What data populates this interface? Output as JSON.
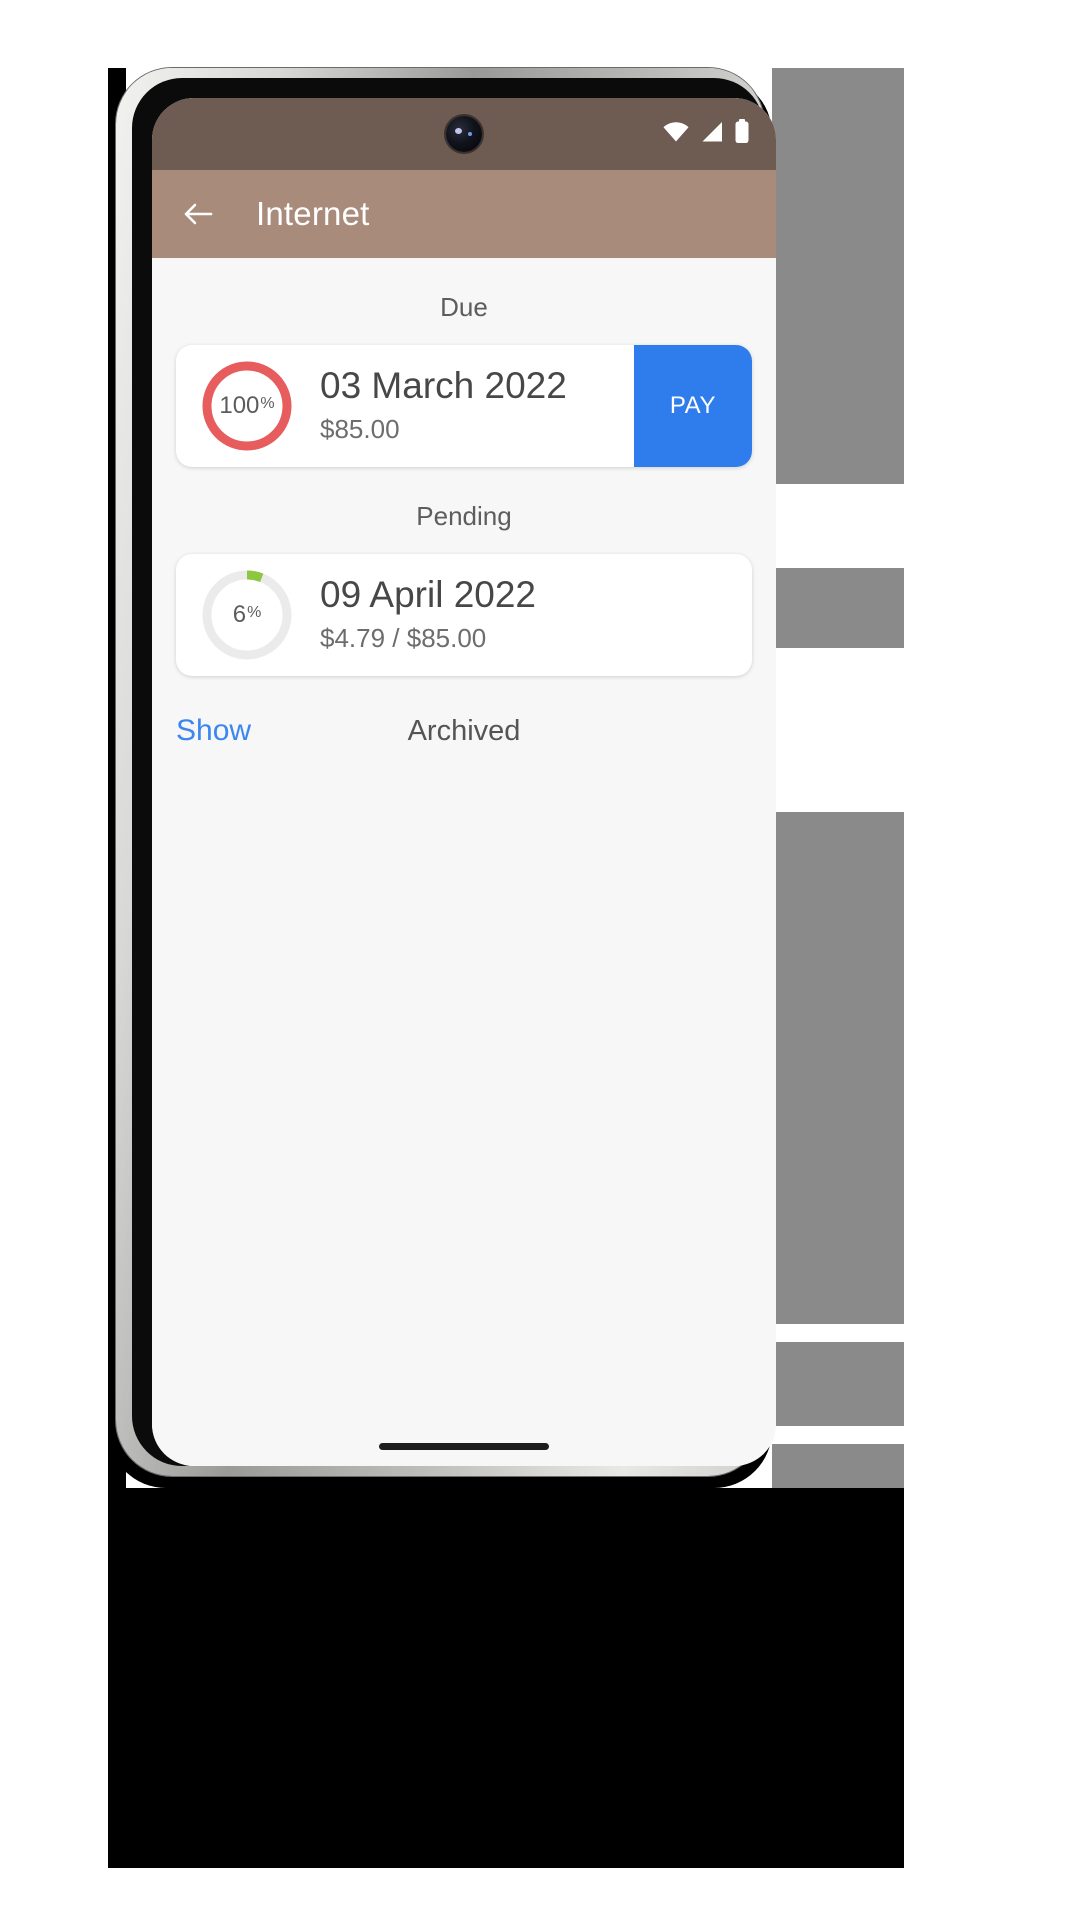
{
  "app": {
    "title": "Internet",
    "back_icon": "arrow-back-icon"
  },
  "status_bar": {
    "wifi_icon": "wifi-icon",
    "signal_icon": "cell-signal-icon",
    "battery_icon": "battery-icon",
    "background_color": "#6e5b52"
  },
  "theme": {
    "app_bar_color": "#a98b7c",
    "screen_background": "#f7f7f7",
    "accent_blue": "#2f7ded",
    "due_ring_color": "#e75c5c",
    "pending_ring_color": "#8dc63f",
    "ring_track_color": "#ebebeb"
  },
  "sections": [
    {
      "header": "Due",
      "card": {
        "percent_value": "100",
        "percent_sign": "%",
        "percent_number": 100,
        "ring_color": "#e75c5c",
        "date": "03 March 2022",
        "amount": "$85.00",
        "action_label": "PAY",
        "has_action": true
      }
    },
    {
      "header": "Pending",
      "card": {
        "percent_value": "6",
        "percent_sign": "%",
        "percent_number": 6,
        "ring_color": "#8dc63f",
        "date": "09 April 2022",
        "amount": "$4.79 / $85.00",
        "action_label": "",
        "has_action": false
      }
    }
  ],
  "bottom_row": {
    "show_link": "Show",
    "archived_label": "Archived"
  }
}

_Required task:_ Find how many lines of the listing include the string "date" and give that number, nothing else.

_Reply to the task:_ 2